GIVEN EXERCISE — Take the material and output all of it exactly.

##### RECORDS FOR PROCESSING

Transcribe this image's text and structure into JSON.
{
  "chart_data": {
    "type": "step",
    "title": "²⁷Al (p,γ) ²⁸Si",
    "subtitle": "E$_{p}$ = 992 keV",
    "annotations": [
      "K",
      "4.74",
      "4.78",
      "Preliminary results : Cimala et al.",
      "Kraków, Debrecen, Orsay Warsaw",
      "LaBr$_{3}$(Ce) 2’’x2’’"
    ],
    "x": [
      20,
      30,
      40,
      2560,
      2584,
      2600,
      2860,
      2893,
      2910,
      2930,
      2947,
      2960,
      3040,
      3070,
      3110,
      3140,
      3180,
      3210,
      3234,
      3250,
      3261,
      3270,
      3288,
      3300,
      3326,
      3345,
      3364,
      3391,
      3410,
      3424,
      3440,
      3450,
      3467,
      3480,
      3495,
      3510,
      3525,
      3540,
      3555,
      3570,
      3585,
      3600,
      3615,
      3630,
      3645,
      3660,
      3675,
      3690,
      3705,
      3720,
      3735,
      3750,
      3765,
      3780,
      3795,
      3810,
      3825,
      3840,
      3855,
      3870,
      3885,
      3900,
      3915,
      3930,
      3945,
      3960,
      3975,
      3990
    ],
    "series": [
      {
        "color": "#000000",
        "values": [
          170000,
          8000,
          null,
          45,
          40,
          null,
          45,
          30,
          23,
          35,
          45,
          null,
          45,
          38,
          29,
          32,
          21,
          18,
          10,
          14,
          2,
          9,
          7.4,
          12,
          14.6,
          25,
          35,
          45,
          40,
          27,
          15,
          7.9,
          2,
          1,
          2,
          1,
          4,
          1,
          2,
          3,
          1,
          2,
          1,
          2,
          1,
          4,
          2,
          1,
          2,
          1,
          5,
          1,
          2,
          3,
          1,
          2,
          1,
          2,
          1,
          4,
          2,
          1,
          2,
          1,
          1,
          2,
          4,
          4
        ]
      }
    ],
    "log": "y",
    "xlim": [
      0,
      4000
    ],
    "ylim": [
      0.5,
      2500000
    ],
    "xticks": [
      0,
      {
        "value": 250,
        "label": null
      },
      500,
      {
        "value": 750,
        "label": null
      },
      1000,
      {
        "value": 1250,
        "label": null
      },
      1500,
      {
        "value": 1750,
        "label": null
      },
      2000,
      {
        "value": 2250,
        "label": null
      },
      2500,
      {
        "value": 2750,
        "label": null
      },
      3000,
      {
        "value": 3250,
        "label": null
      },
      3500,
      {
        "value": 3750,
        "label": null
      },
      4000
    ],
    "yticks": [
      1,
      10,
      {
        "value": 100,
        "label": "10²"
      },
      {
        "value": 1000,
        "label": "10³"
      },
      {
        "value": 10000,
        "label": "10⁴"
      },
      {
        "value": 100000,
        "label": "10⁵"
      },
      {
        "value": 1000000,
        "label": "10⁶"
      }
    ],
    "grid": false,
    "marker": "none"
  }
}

##########

TASK RESPONSE —
Transcribe this image's text and structure into JSON.
{
  "chart_data": {
    "type": "step",
    "title": "²⁷Al (p,γ) ²⁸Si",
    "subtitle": "E$_{p}$ = 992 keV",
    "annotations": [
      "K",
      "4.74",
      "4.78",
      "Preliminary results : Cimala et al.",
      "Kraków, Debrecen, Orsay Warsaw",
      "LaBr$_{3}$(Ce) 2’’x2’’"
    ],
    "x": [
      20,
      30,
      40,
      2560,
      2584,
      2600,
      2860,
      2893,
      2910,
      2930,
      2947,
      2960,
      3040,
      3070,
      3110,
      3140,
      3180,
      3210,
      3234,
      3250,
      3261,
      3270,
      3288,
      3300,
      3326,
      3345,
      3364,
      3391,
      3410,
      3424,
      3440,
      3450,
      3467,
      3480,
      3495,
      3510,
      3525,
      3540,
      3555,
      3570,
      3585,
      3600,
      3615,
      3630,
      3645,
      3660,
      3675,
      3690,
      3705,
      3720,
      3735,
      3750,
      3765,
      3780,
      3795,
      3810,
      3825,
      3840,
      3855,
      3870,
      3885,
      3900,
      3915,
      3930,
      3945,
      3960,
      3975,
      3990
    ],
    "series": [
      {
        "color": "#000000",
        "values": [
          170000,
          8000,
          null,
          45,
          40,
          null,
          45,
          30,
          23,
          35,
          45,
          null,
          45,
          38,
          29,
          32,
          21,
          18,
          10,
          14,
          2,
          9,
          7.4,
          12,
          14.6,
          25,
          35,
          45,
          40,
          27,
          15,
          7.9,
          2,
          1,
          2,
          1,
          4,
          1,
          2,
          3,
          1,
          2,
          1,
          2,
          1,
          4,
          2,
          1,
          2,
          1,
          5,
          1,
          2,
          3,
          1,
          2,
          1,
          2,
          1,
          4,
          2,
          1,
          2,
          1,
          1,
          2,
          4,
          4
        ]
      }
    ],
    "log": "y",
    "xlim": [
      0,
      4000
    ],
    "ylim": [
      0.5,
      2500000
    ],
    "xticks": [
      0,
      {
        "value": 250,
        "label": null
      },
      500,
      {
        "value": 750,
        "label": null
      },
      1000,
      {
        "value": 1250,
        "label": null
      },
      1500,
      {
        "value": 1750,
        "label": null
      },
      2000,
      {
        "value": 2250,
        "label": null
      },
      2500,
      {
        "value": 2750,
        "label": null
      },
      3000,
      {
        "value": 3250,
        "label": null
      },
      3500,
      {
        "value": 3750,
        "label": null
      },
      4000
    ],
    "yticks": [
      1,
      10,
      {
        "value": 100,
        "label": "10²"
      },
      {
        "value": 1000,
        "label": "10³"
      },
      {
        "value": 10000,
        "label": "10⁴"
      },
      {
        "value": 100000,
        "label": "10⁵"
      },
      {
        "value": 1000000,
        "label": "10⁶"
      }
    ],
    "grid": false,
    "marker": "none"
  }
}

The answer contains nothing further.